Copy out the listing in full, exactly as written, but not its pictures.

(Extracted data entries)
******
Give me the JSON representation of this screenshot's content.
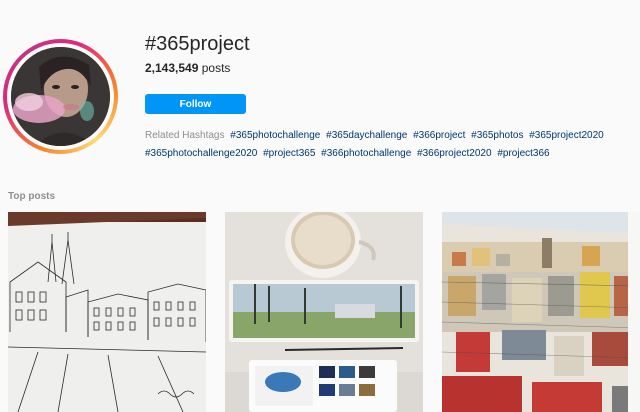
{
  "header": {
    "title": "#365project",
    "post_count": "2,143,549",
    "post_count_suffix": " posts",
    "follow_label": "Follow"
  },
  "related": {
    "label": "Related Hashtags",
    "tags": [
      "#365photochallenge",
      "#365daychallenge",
      "#366project",
      "#365photos",
      "#365project2020",
      "#365photochallenge2020",
      "#project365",
      "#366photochallenge",
      "#366project2020",
      "#project366"
    ]
  },
  "top_posts": {
    "label": "Top posts",
    "posts": [
      {
        "description": "pen sketch of town buildings with twin spires"
      },
      {
        "description": "coffee cup above watercolor landscape sketch and paint set"
      },
      {
        "description": "sketchbook watercolor painting of city rooftops"
      }
    ]
  },
  "colors": {
    "accent": "#0095f6",
    "link": "#00376b",
    "muted": "#8e8e8e"
  }
}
******
(Result of this task):
Give me the JSON representation of this screenshot's content.
{
  "header": {
    "title": "#365project",
    "post_count": "2,143,549",
    "post_count_suffix": " posts",
    "follow_label": "Follow"
  },
  "related": {
    "label": "Related Hashtags",
    "tags": [
      "#365photochallenge",
      "#365daychallenge",
      "#366project",
      "#365photos",
      "#365project2020",
      "#365photochallenge2020",
      "#project365",
      "#366photochallenge",
      "#366project2020",
      "#project366"
    ]
  },
  "top_posts": {
    "label": "Top posts",
    "posts": [
      {
        "description": "pen sketch of town buildings with twin spires"
      },
      {
        "description": "coffee cup above watercolor landscape sketch and paint set"
      },
      {
        "description": "sketchbook watercolor painting of city rooftops"
      }
    ]
  },
  "colors": {
    "accent": "#0095f6",
    "link": "#00376b",
    "muted": "#8e8e8e"
  }
}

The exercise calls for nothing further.